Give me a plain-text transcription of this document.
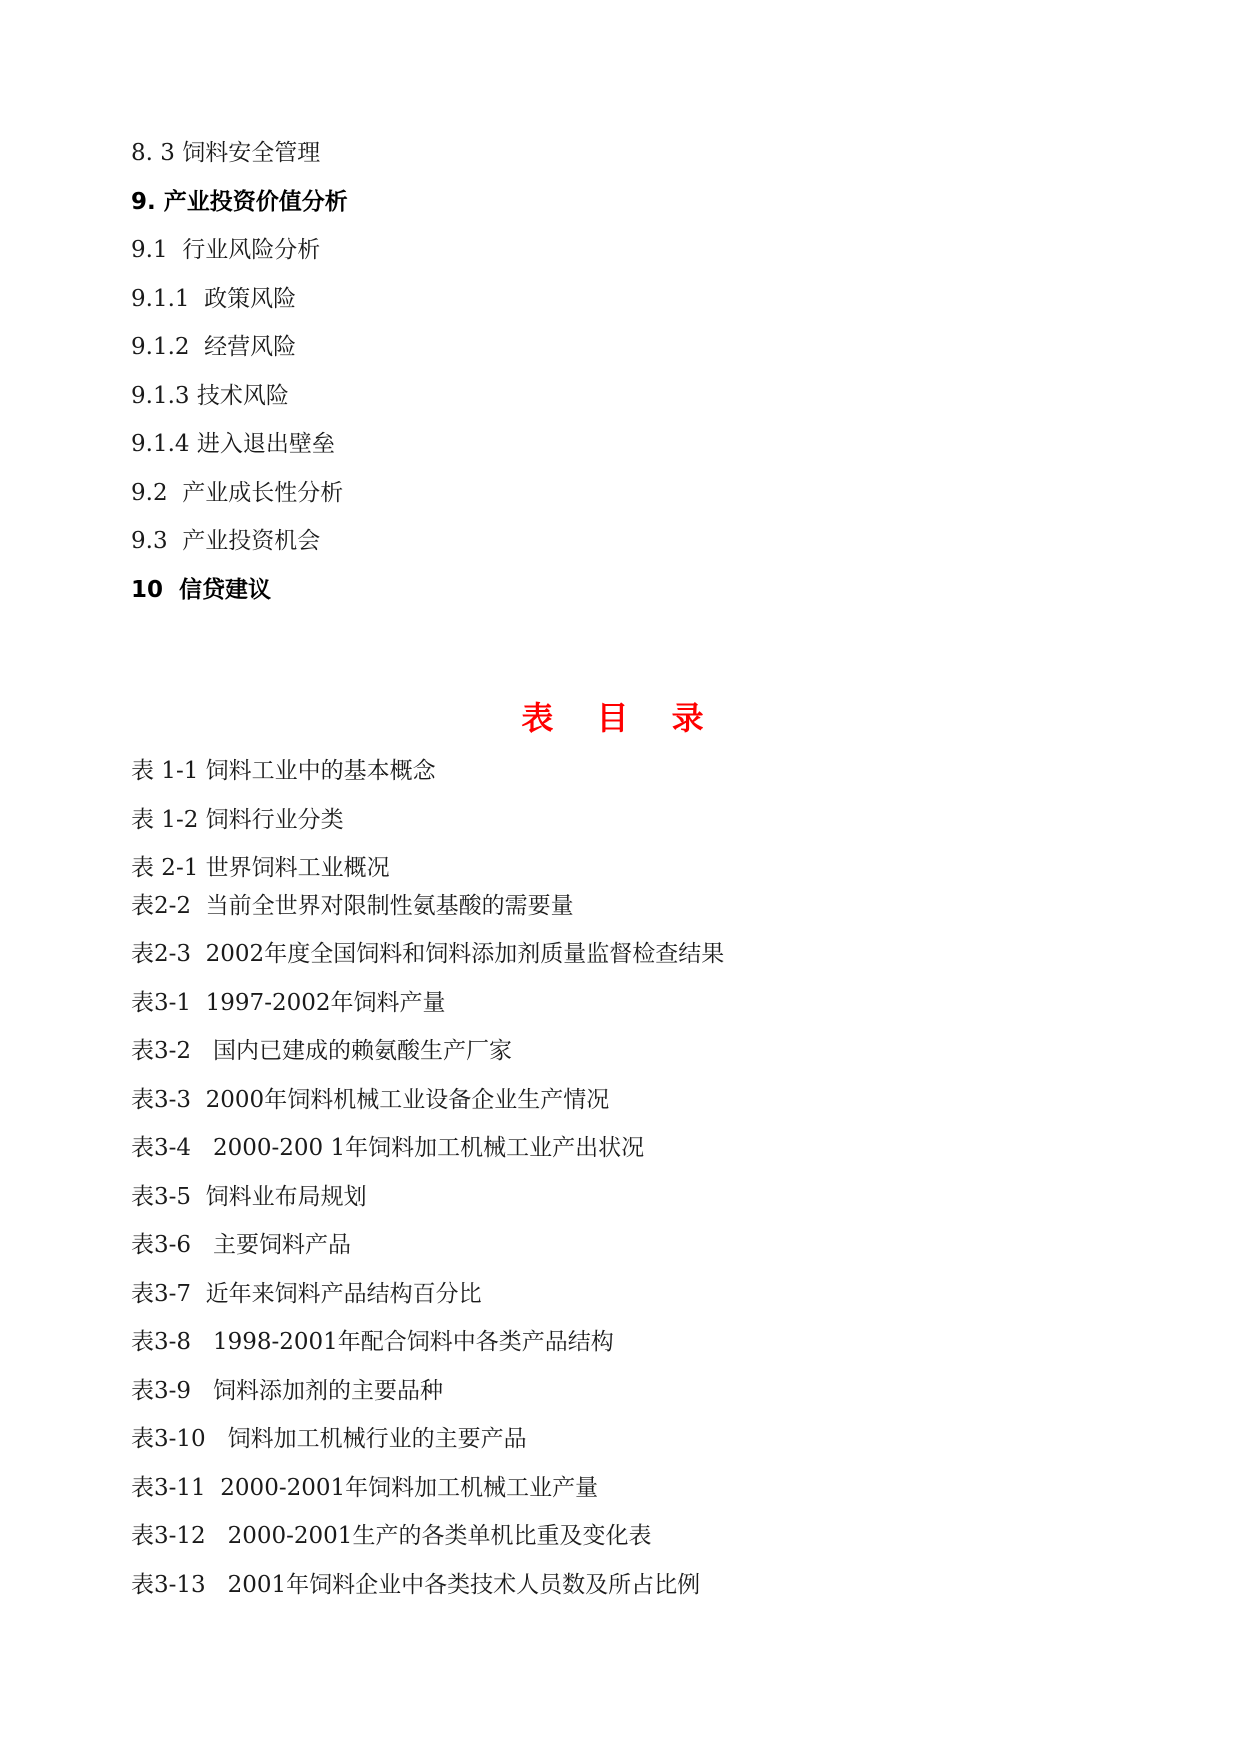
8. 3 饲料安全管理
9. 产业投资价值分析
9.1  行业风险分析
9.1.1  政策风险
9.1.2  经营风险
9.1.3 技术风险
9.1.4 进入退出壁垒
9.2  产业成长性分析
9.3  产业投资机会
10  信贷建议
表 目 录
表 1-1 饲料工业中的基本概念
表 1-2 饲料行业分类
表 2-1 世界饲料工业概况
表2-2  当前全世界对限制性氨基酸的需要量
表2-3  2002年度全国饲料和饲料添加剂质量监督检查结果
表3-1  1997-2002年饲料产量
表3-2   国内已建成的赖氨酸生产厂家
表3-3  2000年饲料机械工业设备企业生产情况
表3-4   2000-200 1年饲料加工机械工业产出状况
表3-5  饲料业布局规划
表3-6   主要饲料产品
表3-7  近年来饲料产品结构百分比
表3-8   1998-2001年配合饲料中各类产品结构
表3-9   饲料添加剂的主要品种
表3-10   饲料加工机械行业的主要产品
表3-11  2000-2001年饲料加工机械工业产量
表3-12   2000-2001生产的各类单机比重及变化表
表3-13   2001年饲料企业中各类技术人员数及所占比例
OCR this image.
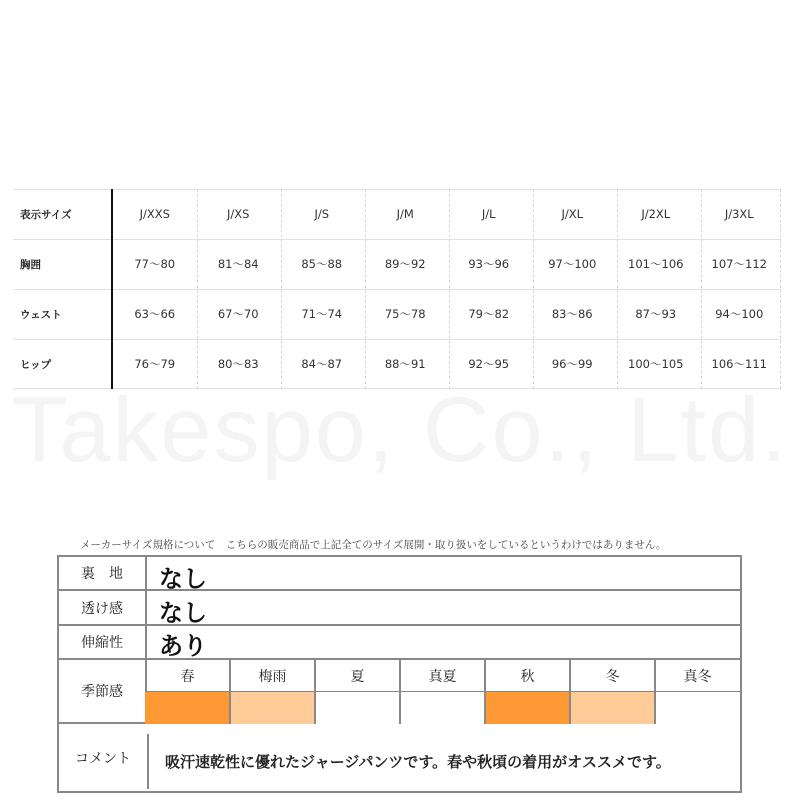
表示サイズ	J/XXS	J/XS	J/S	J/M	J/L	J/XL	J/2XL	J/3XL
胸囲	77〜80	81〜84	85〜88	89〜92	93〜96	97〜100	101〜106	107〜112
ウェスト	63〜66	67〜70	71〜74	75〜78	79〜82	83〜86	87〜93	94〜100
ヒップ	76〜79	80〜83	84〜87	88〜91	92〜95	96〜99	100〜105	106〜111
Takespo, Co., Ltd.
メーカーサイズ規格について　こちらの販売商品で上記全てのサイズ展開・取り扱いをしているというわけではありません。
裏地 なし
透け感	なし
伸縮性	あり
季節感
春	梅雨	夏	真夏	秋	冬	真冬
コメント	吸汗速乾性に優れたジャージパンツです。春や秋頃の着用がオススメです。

○ ○ ○ ○

**Goal:**
Reproduce each line from the records that contains the word "this".

**Correct response:**
Give me a plain-text transcription of this document.
OCR this image.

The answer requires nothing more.